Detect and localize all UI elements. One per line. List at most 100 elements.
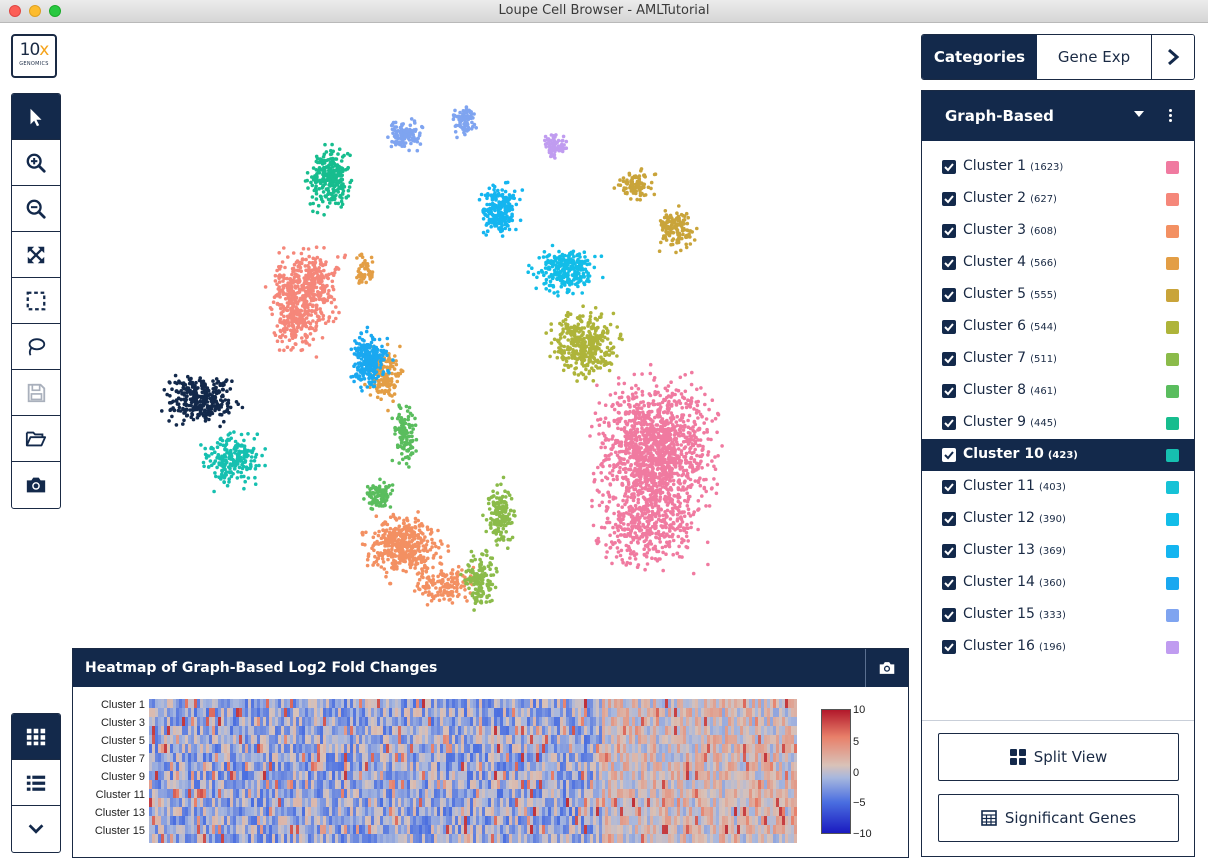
cluster-color-swatch[interactable] xyxy=(1166,481,1179,494)
cluster-color-swatch[interactable] xyxy=(1166,353,1179,366)
heatmap-row-label: Cluster 5 xyxy=(100,735,145,747)
heatmap-row-label: Cluster 11 xyxy=(95,789,145,801)
cluster-color-swatch[interactable] xyxy=(1166,609,1179,622)
cluster-row[interactable]: Cluster 11 (403) xyxy=(922,471,1194,503)
tabs-next-button[interactable] xyxy=(1152,35,1194,79)
cluster-row[interactable]: Cluster 15 (333) xyxy=(922,599,1194,631)
checkbox[interactable] xyxy=(942,256,956,270)
screenshot-tool[interactable] xyxy=(12,462,60,508)
checkbox[interactable] xyxy=(942,608,956,622)
heatmap-row-label: Cluster 3 xyxy=(100,717,145,729)
cluster-row[interactable]: Cluster 14 (360) xyxy=(922,567,1194,599)
tsne-scatter-plot[interactable] xyxy=(60,25,918,645)
cluster-color-swatch[interactable] xyxy=(1166,577,1179,590)
checkbox[interactable] xyxy=(942,352,956,366)
significant-genes-button[interactable]: Significant Genes xyxy=(938,794,1179,842)
heatmap-grid[interactable] xyxy=(149,699,799,843)
checkbox[interactable] xyxy=(942,480,956,494)
table-icon xyxy=(981,810,997,826)
cluster-row[interactable]: Cluster 16 (196) xyxy=(922,631,1194,663)
list-view-button[interactable] xyxy=(12,760,60,806)
cluster-color-swatch[interactable] xyxy=(1166,289,1179,302)
colorbar-tick: 10 xyxy=(853,704,866,716)
fit-to-screen-tool[interactable] xyxy=(12,232,60,278)
cluster-color-swatch[interactable] xyxy=(1166,417,1179,430)
colorbar-tick: 0 xyxy=(853,767,860,779)
checkbox[interactable] xyxy=(942,320,956,334)
select-pointer-tool[interactable] xyxy=(12,94,60,140)
cluster-color-swatch[interactable] xyxy=(1166,257,1179,270)
cluster-color-swatch[interactable] xyxy=(1166,193,1179,206)
cluster-color-swatch[interactable] xyxy=(1166,161,1179,174)
cluster-row[interactable]: Cluster 9 (445) xyxy=(922,407,1194,439)
right-panel-tabs: Categories Gene Exp xyxy=(921,34,1195,80)
cluster-row[interactable]: Cluster 7 (511) xyxy=(922,343,1194,375)
tab-gene-exp[interactable]: Gene Exp xyxy=(1037,35,1152,79)
open-folder-tool[interactable] xyxy=(12,416,60,462)
split-view-button[interactable]: Split View xyxy=(938,733,1179,781)
heatmap-panel: Heatmap of Graph-Based Log2 Fold Changes… xyxy=(72,648,909,858)
checkbox[interactable] xyxy=(942,160,956,174)
checkbox[interactable] xyxy=(942,448,956,462)
checkbox[interactable] xyxy=(942,192,956,206)
tab-categories[interactable]: Categories xyxy=(922,35,1037,79)
left-toolbar xyxy=(11,93,61,509)
cluster-label: Cluster 8 (461) xyxy=(963,382,1057,398)
cluster-label: Cluster 5 (555) xyxy=(963,286,1057,302)
checkbox[interactable] xyxy=(942,640,956,654)
cluster-color-swatch[interactable] xyxy=(1166,545,1179,558)
cluster-color-swatch[interactable] xyxy=(1166,225,1179,238)
checkbox[interactable] xyxy=(942,544,956,558)
cluster-color-swatch[interactable] xyxy=(1166,321,1179,334)
cluster-row[interactable]: Cluster 3 (608) xyxy=(922,215,1194,247)
zoom-out-icon xyxy=(26,199,46,219)
save-disk-icon xyxy=(27,383,46,402)
cluster-row[interactable]: Cluster 13 (369) xyxy=(922,535,1194,567)
checkmark-icon xyxy=(944,451,954,460)
collapse-button[interactable] xyxy=(12,806,60,852)
checkbox[interactable] xyxy=(942,416,956,430)
lasso-icon xyxy=(28,337,46,356)
cluster-row[interactable]: Cluster 10 (423) xyxy=(922,439,1194,471)
checkbox[interactable] xyxy=(942,512,956,526)
save-tool[interactable] xyxy=(12,370,60,416)
cluster-color-swatch[interactable] xyxy=(1166,641,1179,654)
checkbox[interactable] xyxy=(942,384,956,398)
cluster-row[interactable]: Cluster 5 (555) xyxy=(922,279,1194,311)
more-options-icon[interactable] xyxy=(1169,109,1173,124)
cluster-row[interactable]: Cluster 4 (566) xyxy=(922,247,1194,279)
cluster-row[interactable]: Cluster 2 (627) xyxy=(922,183,1194,215)
chevron-down-icon xyxy=(28,824,44,834)
checkbox[interactable] xyxy=(942,576,956,590)
checkbox[interactable] xyxy=(942,224,956,238)
cluster-color-swatch[interactable] xyxy=(1166,513,1179,526)
camera-icon xyxy=(879,662,895,674)
cluster-row[interactable]: Cluster 12 (390) xyxy=(922,503,1194,535)
cluster-label: Cluster 14 (360) xyxy=(963,574,1066,590)
cluster-color-swatch[interactable] xyxy=(1166,385,1179,398)
cluster-row[interactable]: Cluster 1 (1623) xyxy=(922,151,1194,183)
camera-icon xyxy=(26,477,46,493)
cluster-row[interactable]: Cluster 8 (461) xyxy=(922,375,1194,407)
heatmap-row-label: Cluster 13 xyxy=(94,807,145,819)
significant-genes-label: Significant Genes xyxy=(1004,809,1137,827)
box-select-tool[interactable] xyxy=(12,278,60,324)
heatmap-screenshot-button[interactable] xyxy=(865,649,908,687)
cluster-row[interactable]: Cluster 6 (544) xyxy=(922,311,1194,343)
zoom-out-tool[interactable] xyxy=(12,186,60,232)
lasso-select-tool[interactable] xyxy=(12,324,60,370)
checkbox[interactable] xyxy=(942,288,956,302)
10x-genomics-logo: 10x GENOMICS xyxy=(11,34,57,78)
checkmark-icon xyxy=(944,323,954,332)
category-selector[interactable]: Graph-Based xyxy=(922,91,1194,141)
split-view-label: Split View xyxy=(1033,748,1108,766)
grid-icon xyxy=(26,728,46,745)
caret-down-icon[interactable] xyxy=(1134,111,1144,117)
checkmark-icon xyxy=(944,227,954,236)
grid-view-button[interactable] xyxy=(12,714,60,760)
cluster-color-swatch[interactable] xyxy=(1166,449,1179,462)
chevron-right-icon xyxy=(1168,48,1180,66)
checkmark-icon xyxy=(944,355,954,364)
zoom-in-tool[interactable] xyxy=(12,140,60,186)
cluster-label: Cluster 1 (1623) xyxy=(963,158,1064,174)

┄┄┄┄┄┄┄┄┄┄┄┄┄┄┄┄┄┄┄┄

## INSTRUCTIONS TO FOLLOW
Report all lines in the listing above that contain the word "Categories".

## REPLY TO THE TASK
right-panel-tabs: Categories Gene Exp xyxy=(921,34,1195,80)
tab-categories[interactable]: Categories xyxy=(922,35,1037,79)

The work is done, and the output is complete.